## WORK TO DO
Find each line with "draaien" and copy it.

## EXERCISE DATA
_ _ _ _ _
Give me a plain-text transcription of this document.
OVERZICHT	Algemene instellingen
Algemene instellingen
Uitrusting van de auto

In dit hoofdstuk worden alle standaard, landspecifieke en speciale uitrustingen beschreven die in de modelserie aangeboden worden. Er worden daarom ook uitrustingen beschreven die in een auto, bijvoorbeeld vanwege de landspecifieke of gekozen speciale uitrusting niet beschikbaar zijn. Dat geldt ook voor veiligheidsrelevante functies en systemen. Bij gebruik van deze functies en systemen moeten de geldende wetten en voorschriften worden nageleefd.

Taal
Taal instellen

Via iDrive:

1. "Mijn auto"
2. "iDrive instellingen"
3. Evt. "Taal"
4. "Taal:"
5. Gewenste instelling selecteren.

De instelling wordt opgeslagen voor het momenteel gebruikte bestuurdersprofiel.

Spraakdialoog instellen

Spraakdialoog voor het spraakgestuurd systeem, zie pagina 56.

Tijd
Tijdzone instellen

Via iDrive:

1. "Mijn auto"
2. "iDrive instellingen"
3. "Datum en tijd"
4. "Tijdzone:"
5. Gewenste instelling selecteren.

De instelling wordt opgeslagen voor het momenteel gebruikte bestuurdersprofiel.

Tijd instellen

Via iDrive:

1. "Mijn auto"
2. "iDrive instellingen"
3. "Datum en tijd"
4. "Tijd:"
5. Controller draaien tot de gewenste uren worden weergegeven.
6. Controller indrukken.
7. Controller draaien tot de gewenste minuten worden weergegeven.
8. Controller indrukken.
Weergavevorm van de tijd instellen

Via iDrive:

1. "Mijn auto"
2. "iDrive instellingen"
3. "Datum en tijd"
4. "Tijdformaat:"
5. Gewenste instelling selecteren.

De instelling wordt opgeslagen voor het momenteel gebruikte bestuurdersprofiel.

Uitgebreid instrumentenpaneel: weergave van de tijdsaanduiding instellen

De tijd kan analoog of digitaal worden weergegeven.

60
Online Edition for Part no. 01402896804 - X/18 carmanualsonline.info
_ _ _ _ _
## ANSWER TO THIS PROBLEM
5. Controller draaien tot de gewenste uren worden weergegeven.
7. Controller draaien tot de gewenste minuten worden weergegeven.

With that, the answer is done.